To be done: Find and copy lines holding "Wbem".

[start]

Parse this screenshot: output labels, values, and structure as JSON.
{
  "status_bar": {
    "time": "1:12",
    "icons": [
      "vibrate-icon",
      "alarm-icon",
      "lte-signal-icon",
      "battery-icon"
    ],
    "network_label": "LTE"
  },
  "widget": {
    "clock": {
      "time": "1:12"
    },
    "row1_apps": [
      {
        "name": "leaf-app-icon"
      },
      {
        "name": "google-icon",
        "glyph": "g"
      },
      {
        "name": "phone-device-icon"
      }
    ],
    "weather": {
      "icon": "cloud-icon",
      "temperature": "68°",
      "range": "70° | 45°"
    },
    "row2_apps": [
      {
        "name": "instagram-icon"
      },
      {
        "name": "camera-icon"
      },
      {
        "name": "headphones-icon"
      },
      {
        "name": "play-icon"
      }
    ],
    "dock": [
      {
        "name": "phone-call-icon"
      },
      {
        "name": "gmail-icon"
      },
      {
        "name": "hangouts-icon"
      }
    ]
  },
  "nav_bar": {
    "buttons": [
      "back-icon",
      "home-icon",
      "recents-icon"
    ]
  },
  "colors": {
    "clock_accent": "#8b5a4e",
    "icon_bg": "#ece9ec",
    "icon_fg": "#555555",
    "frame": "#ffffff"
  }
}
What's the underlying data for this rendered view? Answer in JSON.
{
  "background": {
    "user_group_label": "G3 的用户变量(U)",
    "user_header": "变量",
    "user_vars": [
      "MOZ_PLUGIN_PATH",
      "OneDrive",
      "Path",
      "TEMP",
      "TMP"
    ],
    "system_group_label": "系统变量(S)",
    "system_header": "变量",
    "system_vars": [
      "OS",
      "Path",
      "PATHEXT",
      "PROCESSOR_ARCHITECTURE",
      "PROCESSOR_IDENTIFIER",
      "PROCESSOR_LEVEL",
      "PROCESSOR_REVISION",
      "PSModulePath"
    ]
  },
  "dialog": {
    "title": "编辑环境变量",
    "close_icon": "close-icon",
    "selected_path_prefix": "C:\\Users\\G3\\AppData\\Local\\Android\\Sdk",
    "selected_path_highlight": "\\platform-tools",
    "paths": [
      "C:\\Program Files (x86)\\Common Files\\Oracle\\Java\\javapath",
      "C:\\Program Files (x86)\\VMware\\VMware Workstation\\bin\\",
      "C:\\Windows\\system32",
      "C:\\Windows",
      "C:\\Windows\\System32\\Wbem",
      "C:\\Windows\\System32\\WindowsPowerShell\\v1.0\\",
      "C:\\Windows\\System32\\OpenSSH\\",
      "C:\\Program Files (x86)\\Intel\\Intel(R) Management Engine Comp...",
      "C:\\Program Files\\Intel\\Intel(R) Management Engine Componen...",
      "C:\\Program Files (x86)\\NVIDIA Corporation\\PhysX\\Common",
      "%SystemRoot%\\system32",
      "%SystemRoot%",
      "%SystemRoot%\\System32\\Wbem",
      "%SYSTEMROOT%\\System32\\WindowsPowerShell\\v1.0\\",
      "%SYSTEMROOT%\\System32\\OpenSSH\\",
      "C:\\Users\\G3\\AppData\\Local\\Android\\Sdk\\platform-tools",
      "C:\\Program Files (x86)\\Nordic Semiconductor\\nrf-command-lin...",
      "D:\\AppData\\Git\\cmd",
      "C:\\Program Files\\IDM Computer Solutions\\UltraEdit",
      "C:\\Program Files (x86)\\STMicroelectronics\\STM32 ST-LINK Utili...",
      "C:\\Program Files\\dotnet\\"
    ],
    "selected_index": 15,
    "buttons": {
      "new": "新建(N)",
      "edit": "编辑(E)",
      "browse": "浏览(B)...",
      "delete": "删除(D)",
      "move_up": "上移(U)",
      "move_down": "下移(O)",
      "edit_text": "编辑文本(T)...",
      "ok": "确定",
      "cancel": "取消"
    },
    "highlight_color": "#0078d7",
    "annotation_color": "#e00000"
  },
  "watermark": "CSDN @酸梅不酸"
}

[end]

Complete output:
      "C:\\Windows\\System32\\Wbem",
      "%SystemRoot%\\System32\\Wbem",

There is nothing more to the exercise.